RAW RECORDS:
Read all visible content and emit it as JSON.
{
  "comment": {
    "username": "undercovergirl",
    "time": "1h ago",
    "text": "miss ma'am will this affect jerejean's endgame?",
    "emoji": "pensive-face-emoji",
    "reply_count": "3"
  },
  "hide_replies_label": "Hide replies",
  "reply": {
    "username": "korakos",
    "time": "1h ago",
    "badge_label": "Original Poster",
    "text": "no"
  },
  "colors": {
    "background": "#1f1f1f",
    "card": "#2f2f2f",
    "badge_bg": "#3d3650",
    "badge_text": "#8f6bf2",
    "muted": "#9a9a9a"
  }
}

GIVEN INSTRUCTION: Return every record, word for word.

ANSWER TO THE PROBLEM:
Read all visible content and emit it as JSON.
{
  "comment": {
    "username": "undercovergirl",
    "time": "1h ago",
    "text": "miss ma'am will this affect jerejean's endgame?",
    "emoji": "pensive-face-emoji",
    "reply_count": "3"
  },
  "hide_replies_label": "Hide replies",
  "reply": {
    "username": "korakos",
    "time": "1h ago",
    "badge_label": "Original Poster",
    "text": "no"
  },
  "colors": {
    "background": "#1f1f1f",
    "card": "#2f2f2f",
    "badge_bg": "#3d3650",
    "badge_text": "#8f6bf2",
    "muted": "#9a9a9a"
  }
}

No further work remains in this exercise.